This story was first published in December of 2023 and has been updated with new information, including the names of more than 30 new hires.
Since last summer, former Millennium executive Bobby Jain has been laying the groundwork for one of the buzziest hedge fund start-ups ever.
Early on, he set his sights on becoming the largest launch on record, drawing inevitable comparisons to ExodusPoint, the previous industry record-setter with a $8.5 billion launch back in 2018. Exodus founder Michael Gelband had also come from the Millennium C-suite, leaving in a huff in part because of the arrival of executives like Jain.
But some of that sunny summer optimism faded last fall when Jain Global came face to face with a more dour fundraising climate. By the time Jain, who is expected to launch in July, set a formal capital target this January — he couldn’t touch investors from his former employer until the start of 2024 — he’d settled on the $5 billion to $6 billion range, according to people familiar with the matter.
***
▶ [WHAT YOU SHOULD DO]: Retype the passage of the hedge fund start-up article between "Since last summer, former" and "executives like Jain.", inclusive, without changing any wording or punctuation.

▶ [RECORD EXTRACTS]:
***
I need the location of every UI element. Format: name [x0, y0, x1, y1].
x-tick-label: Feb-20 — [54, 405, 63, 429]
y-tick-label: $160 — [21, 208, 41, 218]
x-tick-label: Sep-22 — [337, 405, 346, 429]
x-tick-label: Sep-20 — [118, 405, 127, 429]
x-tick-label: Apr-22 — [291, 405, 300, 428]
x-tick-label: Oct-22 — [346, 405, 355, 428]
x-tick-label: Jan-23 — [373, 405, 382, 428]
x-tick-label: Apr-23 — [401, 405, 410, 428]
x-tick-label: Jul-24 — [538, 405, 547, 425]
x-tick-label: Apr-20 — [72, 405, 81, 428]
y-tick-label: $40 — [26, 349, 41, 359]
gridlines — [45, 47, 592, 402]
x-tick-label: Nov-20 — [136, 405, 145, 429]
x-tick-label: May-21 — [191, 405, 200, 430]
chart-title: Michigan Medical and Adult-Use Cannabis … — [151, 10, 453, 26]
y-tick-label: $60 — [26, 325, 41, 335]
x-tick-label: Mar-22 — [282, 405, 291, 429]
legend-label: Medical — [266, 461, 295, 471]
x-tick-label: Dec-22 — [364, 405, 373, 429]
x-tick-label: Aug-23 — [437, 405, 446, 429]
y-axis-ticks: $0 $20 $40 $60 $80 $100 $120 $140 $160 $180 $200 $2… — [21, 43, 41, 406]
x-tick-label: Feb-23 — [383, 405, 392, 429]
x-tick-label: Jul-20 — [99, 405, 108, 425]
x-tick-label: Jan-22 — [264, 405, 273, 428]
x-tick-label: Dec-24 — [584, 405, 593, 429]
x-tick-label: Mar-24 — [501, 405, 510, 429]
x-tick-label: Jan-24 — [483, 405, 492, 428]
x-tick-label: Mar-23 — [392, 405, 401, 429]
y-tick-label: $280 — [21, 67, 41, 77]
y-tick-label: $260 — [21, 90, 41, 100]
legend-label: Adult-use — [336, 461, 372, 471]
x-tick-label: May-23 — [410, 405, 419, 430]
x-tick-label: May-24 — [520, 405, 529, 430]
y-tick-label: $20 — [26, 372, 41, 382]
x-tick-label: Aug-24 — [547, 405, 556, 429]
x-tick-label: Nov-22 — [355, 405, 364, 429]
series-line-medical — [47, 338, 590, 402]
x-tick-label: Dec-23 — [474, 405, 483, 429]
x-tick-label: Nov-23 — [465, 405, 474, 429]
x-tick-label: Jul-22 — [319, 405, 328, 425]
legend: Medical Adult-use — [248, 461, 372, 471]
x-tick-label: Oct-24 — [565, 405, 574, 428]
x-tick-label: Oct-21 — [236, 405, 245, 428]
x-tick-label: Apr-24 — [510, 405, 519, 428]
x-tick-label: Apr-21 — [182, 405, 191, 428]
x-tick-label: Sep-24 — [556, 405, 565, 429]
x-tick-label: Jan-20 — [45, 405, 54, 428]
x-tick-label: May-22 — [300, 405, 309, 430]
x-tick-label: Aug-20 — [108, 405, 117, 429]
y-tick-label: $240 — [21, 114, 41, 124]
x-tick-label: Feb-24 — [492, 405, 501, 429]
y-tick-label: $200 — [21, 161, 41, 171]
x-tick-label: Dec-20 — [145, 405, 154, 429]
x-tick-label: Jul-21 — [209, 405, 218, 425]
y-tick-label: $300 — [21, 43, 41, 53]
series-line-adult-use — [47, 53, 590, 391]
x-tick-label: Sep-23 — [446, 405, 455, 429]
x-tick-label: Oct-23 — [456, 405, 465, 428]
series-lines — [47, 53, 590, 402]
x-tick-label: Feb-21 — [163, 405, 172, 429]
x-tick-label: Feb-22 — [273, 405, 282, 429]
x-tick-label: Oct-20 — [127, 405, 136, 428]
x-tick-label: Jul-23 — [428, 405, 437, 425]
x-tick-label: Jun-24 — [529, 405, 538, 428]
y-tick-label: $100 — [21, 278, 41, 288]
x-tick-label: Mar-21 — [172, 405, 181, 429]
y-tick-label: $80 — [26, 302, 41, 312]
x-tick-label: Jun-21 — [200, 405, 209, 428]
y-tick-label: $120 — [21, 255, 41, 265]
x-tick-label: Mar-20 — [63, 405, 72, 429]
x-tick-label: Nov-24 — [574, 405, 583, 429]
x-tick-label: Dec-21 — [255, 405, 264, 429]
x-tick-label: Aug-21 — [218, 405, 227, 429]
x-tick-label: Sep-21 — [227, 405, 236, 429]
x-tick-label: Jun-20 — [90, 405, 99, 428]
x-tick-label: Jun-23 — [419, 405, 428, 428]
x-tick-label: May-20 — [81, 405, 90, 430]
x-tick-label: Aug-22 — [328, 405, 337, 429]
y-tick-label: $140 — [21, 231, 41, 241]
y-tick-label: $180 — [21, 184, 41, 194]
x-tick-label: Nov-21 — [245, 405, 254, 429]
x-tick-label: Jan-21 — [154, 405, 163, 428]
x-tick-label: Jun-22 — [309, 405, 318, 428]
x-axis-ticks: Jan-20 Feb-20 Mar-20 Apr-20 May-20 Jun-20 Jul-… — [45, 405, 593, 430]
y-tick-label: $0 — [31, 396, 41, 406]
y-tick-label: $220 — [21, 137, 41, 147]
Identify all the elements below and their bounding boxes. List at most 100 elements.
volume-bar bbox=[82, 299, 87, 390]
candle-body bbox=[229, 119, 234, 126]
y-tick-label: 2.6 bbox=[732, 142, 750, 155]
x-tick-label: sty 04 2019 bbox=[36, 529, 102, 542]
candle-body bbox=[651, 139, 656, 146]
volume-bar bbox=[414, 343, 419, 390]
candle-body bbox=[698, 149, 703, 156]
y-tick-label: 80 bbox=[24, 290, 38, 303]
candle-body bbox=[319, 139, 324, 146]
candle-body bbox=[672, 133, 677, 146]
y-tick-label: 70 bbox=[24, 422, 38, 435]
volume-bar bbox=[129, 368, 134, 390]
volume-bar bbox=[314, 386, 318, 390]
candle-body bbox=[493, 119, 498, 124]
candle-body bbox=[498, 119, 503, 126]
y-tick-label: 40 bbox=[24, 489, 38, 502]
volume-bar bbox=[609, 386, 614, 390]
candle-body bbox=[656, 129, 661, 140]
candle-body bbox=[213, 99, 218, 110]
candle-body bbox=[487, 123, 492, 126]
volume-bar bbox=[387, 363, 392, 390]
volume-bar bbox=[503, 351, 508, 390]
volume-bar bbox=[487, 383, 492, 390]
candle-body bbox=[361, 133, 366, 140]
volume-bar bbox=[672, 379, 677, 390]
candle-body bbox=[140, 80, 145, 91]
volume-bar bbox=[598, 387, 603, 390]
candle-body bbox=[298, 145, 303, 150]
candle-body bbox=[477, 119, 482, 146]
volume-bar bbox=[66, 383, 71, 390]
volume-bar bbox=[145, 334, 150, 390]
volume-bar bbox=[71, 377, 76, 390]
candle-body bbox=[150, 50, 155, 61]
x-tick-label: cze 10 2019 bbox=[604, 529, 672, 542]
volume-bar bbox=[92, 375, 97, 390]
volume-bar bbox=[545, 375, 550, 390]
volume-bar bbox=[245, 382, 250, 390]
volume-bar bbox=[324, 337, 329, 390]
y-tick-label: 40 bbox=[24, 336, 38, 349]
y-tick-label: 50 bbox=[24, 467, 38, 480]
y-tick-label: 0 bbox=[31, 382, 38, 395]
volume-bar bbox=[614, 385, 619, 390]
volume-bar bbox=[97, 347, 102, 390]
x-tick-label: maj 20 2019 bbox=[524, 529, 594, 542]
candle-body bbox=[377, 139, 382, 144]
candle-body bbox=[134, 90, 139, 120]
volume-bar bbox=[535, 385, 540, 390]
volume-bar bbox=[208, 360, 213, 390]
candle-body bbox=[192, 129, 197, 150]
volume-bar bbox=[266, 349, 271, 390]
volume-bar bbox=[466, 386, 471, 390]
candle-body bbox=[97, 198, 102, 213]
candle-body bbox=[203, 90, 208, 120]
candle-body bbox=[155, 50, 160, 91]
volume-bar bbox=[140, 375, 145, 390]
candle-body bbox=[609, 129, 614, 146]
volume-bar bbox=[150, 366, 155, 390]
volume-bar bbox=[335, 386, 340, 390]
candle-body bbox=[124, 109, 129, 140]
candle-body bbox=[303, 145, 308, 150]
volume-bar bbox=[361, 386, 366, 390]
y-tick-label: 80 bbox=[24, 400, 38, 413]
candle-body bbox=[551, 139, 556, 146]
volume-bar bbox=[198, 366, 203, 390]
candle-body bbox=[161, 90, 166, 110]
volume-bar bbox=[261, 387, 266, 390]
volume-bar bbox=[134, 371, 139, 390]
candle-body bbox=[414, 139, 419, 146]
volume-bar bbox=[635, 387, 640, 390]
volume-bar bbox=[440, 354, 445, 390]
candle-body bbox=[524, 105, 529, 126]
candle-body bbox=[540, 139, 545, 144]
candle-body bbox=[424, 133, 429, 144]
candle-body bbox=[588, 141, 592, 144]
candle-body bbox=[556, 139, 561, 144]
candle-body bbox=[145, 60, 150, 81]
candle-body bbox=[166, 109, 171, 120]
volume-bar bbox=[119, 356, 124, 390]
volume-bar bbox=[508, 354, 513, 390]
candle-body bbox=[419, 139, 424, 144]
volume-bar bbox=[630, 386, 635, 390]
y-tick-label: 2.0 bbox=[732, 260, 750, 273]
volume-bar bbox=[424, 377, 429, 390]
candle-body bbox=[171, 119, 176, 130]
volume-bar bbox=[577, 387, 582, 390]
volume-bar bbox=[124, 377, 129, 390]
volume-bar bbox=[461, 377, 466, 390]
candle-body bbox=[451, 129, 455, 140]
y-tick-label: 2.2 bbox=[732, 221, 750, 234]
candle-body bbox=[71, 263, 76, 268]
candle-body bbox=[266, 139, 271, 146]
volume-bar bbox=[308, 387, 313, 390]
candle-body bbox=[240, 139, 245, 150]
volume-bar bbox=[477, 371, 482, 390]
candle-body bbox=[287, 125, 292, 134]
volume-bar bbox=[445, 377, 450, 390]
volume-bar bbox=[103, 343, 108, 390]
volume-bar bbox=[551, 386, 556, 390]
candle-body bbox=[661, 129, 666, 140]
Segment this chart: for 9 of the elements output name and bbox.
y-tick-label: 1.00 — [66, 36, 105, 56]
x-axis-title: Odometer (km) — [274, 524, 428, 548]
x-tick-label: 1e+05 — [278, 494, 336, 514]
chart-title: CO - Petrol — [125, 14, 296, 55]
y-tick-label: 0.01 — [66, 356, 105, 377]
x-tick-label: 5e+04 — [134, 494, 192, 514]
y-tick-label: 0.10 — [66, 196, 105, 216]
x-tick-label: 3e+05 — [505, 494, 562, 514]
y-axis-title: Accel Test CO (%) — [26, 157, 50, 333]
***
▶ [SOLUTION]:
Since last summer, former Millennium executive Bobby Jain has been laying the groundwork for one of the buzziest hedge fund start-ups ever.
Early on, he set his sights on becoming the largest launch on record, drawing inevitable comparisons to ExodusPoint, the previous industry record-setter with a $8.5 billion launch back in 2018. Exodus founder Michael Gelband had also come from the Millennium C-suite, leaving in a huff in part because of the arrival of executives like Jain.